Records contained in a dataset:
## begin

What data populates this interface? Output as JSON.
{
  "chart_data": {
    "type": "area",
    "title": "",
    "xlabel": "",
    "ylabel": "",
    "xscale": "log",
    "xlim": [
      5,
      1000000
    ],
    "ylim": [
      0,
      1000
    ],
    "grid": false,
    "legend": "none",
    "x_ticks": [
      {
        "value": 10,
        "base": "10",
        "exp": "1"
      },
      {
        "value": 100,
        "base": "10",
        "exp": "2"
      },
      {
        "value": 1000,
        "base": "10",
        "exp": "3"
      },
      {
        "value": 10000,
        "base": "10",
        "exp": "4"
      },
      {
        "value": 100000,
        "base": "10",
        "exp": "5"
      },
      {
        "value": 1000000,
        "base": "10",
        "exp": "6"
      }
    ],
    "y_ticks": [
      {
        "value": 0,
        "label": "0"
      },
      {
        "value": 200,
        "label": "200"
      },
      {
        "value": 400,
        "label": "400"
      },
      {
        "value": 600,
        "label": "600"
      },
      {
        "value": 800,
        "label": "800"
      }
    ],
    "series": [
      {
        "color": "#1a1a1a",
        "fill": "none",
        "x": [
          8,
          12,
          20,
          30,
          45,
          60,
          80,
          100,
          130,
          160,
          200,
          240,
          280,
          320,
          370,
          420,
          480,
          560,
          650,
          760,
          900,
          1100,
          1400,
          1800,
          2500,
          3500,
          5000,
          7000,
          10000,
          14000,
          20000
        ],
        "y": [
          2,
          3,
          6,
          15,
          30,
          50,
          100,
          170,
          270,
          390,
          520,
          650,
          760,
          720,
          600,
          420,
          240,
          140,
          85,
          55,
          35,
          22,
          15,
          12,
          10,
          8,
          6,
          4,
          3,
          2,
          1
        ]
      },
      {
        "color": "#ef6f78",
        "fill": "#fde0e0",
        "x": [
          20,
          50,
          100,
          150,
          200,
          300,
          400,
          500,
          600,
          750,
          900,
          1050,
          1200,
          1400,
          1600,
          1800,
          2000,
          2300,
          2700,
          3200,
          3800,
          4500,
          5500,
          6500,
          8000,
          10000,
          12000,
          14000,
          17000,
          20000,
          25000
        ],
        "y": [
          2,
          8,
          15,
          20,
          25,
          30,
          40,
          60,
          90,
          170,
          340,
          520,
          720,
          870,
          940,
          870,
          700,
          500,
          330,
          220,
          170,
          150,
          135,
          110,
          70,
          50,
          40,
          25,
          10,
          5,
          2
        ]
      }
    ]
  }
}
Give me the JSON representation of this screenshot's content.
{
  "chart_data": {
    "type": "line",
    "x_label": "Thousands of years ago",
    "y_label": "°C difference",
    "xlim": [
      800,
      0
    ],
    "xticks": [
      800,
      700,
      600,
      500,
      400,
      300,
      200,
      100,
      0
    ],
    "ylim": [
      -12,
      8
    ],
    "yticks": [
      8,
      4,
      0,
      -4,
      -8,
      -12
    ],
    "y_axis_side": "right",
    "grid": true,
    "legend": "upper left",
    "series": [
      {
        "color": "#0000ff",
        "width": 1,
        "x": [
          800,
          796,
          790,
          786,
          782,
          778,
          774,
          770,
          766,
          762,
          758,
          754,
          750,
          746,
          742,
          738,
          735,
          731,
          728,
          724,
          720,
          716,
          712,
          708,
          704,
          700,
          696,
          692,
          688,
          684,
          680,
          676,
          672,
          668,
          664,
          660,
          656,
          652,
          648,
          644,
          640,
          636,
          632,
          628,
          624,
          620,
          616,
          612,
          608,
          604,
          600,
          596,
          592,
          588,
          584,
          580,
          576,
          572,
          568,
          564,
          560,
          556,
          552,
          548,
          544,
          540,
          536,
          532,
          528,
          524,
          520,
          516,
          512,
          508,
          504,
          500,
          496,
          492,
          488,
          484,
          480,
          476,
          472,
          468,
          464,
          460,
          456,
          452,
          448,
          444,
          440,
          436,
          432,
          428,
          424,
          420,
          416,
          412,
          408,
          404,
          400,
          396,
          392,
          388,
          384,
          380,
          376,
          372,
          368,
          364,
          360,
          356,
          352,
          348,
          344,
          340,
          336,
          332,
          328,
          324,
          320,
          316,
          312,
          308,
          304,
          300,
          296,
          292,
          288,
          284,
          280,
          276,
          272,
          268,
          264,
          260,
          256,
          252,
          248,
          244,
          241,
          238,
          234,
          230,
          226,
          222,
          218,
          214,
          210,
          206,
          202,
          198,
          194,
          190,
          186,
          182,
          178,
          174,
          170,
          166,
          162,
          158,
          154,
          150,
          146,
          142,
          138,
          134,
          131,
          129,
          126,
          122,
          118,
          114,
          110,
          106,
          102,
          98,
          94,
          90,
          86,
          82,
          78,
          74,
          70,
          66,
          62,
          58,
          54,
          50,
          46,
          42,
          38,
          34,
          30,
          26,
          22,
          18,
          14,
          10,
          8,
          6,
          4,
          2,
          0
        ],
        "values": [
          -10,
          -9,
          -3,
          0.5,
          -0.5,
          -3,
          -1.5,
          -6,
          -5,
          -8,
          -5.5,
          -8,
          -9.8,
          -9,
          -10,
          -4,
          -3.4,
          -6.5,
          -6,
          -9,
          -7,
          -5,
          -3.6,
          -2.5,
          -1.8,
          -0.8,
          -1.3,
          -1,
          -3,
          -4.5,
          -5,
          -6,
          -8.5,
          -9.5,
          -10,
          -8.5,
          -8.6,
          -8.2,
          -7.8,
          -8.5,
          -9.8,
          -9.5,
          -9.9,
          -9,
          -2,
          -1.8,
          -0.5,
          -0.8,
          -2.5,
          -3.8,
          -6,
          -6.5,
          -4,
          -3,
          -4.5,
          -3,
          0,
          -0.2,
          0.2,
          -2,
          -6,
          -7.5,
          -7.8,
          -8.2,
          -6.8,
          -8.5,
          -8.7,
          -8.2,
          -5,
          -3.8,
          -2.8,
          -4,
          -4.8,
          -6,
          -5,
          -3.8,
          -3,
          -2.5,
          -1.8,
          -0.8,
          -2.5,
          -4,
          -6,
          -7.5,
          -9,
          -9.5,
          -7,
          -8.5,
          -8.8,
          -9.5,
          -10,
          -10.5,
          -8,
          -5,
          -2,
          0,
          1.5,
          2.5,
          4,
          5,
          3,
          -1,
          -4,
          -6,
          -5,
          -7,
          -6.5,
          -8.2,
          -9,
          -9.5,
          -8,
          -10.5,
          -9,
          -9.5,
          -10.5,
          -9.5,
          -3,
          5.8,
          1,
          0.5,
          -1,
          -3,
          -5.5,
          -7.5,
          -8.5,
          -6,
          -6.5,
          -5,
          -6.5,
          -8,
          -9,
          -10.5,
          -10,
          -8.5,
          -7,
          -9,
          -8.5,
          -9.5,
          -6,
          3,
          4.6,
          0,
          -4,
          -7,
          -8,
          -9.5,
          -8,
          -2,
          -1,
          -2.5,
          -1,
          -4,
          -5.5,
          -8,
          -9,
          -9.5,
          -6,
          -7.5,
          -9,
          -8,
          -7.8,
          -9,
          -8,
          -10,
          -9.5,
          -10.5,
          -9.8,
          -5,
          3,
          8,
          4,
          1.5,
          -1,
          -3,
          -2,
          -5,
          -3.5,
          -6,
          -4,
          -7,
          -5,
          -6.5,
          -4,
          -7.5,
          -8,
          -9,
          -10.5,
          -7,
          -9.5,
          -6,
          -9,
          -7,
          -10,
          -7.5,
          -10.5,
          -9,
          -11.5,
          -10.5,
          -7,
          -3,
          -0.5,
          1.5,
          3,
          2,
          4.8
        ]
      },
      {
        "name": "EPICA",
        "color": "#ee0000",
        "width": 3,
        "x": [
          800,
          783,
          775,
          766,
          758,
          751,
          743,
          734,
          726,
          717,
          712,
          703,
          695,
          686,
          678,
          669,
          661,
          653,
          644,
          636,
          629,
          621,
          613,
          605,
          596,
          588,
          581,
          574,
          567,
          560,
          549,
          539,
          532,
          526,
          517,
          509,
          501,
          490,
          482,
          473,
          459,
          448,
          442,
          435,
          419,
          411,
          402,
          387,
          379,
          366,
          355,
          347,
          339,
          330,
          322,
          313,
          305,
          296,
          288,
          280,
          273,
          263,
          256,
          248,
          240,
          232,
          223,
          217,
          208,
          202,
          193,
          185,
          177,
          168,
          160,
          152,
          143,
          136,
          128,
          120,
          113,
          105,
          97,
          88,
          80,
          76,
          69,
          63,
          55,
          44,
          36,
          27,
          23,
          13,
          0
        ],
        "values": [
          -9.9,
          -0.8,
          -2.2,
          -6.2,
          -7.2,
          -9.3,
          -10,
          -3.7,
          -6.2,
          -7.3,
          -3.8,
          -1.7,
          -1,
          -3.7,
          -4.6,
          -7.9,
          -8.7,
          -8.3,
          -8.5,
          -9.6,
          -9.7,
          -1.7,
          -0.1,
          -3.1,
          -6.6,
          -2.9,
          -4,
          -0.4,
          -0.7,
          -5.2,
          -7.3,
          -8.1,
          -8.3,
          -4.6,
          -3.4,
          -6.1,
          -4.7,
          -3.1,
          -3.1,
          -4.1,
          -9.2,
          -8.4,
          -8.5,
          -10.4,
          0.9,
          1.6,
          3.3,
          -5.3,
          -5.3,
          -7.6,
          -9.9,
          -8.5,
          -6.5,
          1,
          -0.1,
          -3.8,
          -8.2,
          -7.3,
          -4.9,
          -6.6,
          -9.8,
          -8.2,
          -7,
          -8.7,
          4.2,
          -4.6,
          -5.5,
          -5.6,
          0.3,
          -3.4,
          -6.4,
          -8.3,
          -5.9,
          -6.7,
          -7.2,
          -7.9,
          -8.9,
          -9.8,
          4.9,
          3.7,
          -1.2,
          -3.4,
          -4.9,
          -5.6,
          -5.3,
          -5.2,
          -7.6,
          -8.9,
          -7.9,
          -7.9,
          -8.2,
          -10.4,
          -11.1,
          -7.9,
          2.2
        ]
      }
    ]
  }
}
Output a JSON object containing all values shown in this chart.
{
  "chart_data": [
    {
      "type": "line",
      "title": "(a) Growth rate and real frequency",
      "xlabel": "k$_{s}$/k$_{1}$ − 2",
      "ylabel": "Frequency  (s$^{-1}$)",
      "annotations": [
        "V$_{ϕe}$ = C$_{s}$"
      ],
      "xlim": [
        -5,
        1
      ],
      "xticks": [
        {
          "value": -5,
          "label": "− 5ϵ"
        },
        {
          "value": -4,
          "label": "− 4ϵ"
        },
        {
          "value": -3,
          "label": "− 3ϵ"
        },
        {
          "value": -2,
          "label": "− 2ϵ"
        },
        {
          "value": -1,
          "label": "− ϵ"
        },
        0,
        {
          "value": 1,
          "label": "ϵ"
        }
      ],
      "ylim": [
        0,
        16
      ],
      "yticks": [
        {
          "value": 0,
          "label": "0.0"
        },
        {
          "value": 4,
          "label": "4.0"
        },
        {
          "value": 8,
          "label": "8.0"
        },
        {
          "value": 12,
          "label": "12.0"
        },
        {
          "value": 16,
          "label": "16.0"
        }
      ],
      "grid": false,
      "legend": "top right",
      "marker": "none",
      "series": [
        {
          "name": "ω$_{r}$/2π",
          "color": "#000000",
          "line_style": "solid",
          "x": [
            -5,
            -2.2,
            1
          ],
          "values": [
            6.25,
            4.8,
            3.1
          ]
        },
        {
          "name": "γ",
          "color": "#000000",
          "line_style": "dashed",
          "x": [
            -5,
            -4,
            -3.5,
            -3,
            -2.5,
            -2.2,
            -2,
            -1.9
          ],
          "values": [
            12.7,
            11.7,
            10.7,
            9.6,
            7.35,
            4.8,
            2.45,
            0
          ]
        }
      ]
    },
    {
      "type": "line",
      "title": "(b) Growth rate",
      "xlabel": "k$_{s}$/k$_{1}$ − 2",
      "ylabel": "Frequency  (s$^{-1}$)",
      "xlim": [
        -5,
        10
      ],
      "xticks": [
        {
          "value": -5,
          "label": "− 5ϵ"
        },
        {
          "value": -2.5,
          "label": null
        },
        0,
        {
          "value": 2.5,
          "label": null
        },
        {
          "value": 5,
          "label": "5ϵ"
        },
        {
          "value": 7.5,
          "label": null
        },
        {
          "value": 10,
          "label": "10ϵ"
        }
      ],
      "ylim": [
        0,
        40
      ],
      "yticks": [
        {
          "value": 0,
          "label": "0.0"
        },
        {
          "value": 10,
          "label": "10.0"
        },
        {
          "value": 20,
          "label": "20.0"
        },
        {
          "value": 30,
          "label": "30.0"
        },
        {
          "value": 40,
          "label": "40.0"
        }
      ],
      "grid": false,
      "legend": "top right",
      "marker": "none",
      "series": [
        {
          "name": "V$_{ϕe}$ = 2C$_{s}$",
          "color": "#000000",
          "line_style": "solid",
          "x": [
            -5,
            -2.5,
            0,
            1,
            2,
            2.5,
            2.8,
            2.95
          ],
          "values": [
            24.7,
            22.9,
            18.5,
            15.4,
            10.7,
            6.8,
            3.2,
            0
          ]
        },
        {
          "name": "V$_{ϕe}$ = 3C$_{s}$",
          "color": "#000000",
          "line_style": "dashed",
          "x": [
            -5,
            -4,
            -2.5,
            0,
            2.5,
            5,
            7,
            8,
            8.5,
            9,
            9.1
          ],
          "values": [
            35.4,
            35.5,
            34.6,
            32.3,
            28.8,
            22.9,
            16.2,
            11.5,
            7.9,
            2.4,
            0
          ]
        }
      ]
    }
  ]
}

## end

#### [PROMPT]
Scan the material above. Copy each line where "title" occurs.

#### [SOLUTION TO THIS TASK]
    "title": "",
      "title": "(a) Growth rate and real frequency",
      "title": "(b) Growth rate",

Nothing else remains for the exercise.